Exercise directions: Every line below that holds the string "this" should be copied out.

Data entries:
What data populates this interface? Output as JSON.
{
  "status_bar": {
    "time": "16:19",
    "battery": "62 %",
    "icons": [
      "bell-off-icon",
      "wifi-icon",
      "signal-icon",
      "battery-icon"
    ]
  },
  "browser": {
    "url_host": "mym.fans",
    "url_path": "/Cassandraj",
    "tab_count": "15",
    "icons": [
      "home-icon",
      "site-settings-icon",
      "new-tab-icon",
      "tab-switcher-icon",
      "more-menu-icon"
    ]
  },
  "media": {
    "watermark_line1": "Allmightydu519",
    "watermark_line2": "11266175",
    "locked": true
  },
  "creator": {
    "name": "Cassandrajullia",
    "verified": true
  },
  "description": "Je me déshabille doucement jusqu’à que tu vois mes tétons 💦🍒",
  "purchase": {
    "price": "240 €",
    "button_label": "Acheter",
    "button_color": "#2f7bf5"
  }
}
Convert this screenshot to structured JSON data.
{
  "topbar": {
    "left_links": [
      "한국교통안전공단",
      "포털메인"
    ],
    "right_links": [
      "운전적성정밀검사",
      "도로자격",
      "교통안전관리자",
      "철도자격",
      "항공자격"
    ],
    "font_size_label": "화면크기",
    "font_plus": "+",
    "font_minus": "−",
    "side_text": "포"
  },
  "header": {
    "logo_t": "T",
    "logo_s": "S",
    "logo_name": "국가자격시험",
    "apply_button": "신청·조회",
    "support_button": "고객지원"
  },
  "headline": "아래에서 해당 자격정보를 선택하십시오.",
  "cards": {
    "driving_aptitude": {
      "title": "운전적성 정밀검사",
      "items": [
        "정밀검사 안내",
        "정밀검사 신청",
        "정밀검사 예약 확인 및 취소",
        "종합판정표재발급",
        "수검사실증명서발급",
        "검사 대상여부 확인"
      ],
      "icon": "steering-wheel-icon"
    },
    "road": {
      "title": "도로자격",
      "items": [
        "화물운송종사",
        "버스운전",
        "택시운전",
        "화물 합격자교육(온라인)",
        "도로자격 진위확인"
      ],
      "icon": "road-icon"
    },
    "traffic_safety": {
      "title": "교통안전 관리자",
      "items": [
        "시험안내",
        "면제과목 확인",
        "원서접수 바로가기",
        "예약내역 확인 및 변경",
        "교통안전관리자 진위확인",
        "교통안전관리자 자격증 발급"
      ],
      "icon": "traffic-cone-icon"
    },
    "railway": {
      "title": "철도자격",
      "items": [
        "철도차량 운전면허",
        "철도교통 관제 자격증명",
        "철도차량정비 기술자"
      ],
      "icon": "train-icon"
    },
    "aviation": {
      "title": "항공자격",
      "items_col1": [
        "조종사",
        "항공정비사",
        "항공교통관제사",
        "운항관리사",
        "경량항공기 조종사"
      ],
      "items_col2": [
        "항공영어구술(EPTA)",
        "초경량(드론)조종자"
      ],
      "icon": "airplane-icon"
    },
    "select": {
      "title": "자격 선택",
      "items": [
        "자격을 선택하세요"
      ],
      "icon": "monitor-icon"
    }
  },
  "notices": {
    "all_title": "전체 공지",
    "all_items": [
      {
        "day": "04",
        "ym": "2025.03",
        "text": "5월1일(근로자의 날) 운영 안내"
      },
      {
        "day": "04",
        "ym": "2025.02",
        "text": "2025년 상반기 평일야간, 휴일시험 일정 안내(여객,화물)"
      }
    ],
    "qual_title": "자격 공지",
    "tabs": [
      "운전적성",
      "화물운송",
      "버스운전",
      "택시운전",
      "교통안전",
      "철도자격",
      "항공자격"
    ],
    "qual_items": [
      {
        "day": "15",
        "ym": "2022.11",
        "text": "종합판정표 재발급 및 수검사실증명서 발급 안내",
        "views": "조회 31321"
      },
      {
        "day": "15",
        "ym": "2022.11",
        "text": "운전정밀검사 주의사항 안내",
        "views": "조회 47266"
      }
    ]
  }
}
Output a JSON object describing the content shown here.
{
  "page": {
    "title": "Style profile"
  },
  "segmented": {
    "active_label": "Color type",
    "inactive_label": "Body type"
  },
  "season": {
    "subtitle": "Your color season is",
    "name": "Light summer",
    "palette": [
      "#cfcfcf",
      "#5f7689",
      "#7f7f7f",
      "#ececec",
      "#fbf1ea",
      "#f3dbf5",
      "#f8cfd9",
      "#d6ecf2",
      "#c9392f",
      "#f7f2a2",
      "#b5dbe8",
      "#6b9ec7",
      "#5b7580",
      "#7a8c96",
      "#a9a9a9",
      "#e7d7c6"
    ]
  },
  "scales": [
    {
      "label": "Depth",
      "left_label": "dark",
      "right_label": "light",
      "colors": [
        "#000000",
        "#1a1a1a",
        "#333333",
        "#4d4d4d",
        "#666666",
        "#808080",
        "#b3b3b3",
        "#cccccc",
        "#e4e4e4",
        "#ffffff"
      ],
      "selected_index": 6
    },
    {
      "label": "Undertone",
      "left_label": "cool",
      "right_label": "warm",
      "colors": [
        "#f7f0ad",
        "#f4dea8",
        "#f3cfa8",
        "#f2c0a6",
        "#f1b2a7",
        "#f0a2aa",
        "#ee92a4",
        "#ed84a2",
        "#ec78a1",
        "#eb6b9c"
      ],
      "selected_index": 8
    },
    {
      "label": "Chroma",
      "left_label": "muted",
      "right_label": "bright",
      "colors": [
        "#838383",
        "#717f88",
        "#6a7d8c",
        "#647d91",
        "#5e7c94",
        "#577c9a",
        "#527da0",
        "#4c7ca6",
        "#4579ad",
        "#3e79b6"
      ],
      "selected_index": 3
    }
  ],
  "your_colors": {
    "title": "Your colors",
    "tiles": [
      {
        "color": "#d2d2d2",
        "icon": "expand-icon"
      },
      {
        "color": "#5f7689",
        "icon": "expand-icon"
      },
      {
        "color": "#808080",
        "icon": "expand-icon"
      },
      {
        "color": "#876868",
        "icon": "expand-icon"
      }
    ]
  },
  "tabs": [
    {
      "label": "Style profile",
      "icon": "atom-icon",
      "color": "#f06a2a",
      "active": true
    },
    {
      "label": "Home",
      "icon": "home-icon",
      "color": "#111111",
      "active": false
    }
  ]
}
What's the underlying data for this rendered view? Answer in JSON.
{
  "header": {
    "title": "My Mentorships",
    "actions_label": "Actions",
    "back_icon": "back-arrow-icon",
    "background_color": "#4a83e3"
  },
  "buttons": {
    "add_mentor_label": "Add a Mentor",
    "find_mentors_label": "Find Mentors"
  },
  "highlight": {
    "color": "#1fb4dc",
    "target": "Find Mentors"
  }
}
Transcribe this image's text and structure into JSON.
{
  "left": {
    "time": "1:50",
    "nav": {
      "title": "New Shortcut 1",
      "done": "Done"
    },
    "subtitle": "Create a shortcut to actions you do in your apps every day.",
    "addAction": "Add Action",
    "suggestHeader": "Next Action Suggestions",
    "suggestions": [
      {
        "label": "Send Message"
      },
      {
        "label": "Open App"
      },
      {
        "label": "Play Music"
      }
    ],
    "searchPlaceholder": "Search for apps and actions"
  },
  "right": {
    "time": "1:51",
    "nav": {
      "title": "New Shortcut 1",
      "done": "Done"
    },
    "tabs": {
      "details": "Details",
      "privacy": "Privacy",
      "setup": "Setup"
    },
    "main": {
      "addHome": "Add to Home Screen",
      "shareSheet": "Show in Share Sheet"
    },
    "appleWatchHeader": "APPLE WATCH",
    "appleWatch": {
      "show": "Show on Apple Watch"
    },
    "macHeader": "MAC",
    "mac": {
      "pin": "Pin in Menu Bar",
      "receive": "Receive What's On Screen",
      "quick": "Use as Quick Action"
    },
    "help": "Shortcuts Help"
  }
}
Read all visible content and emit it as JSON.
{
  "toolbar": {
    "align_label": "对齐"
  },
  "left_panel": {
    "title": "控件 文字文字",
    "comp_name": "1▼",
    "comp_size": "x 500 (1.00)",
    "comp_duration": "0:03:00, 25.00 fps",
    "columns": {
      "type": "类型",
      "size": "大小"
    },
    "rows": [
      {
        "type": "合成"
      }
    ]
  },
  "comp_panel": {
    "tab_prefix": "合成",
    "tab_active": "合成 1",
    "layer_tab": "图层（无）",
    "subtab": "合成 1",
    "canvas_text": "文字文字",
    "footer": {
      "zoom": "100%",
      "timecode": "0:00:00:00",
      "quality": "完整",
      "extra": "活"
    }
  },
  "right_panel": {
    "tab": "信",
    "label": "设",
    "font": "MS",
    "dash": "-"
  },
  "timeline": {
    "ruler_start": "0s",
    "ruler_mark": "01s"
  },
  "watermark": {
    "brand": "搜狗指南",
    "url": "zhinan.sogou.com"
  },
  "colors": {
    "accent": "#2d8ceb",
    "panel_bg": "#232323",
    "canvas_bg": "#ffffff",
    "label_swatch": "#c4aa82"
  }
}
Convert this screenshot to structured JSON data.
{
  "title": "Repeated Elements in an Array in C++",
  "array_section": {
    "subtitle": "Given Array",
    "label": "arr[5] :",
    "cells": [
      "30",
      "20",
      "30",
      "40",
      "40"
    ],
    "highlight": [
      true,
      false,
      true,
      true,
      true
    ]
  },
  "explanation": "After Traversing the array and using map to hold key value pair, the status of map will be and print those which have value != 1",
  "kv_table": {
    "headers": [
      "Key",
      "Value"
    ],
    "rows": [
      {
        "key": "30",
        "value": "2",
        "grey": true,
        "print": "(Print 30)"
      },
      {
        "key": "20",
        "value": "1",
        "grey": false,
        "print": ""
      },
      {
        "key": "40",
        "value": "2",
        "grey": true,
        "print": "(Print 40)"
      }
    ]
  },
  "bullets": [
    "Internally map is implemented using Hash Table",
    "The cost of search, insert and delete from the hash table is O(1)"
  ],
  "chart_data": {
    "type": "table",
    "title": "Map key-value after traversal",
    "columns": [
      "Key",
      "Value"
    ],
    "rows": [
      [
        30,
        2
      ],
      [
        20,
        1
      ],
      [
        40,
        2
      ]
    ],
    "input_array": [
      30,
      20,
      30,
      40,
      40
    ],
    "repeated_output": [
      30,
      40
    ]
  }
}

Completed task:
What data populates this interface? Output as JSON.
Convert this screenshot to structured JSON data.
What's the underlying data for this rendered view? Answer in JSON.
Transcribe this image's text and structure into JSON.
Convert this screenshot to structured JSON data.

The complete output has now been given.